Sort through the entries below and pull out lines containing the word "Jess".

(Data records)
::::::::::

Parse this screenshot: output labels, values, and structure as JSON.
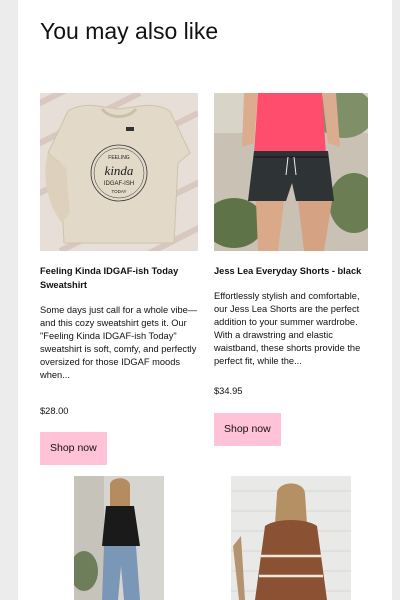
{
  "section": {
    "heading": "You may also like"
  },
  "products": [
    {
      "title": "Feeling Kinda IDGAF-ish Today Sweatshirt",
      "description": "Some days just call for a whole vibe—and this cozy sweatshirt gets it. Our \"Feeling Kinda IDGAF-ish Today\" sweatshirt is soft, comfy, and perfectly oversized for those IDGAF moods when...",
      "price": "$28.00",
      "button_label": "Shop now",
      "image_text": {
        "top": "FEELING",
        "script": "kinda",
        "middle": "IDGAF-ISH",
        "bottom": "TODAY"
      }
    },
    {
      "title": "Jess Lea Everyday Shorts - black",
      "description": "Effortlessly stylish and comfortable, our Jess Lea Shorts are the perfect addition to your summer wardrobe. With a drawstring and elastic waistband, these shorts provide the perfect fit, while the...",
      "price": "$34.95",
      "button_label": "Shop now"
    }
  ],
  "colors": {
    "button_bg": "#ffc2d6",
    "page_bg": "#ececec",
    "card_bg": "#ffffff"
  }
}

::::::::::

*RESULT OF THE EXERCISE:*
      "title": "Jess Lea Everyday Shorts - black",
      "description": "Effortlessly stylish and comfortable, our Jess Lea Shorts are the perfect addition to your summer wardrobe. With a drawstring and elastic waistband, these shorts provide the perfect fit, while the...",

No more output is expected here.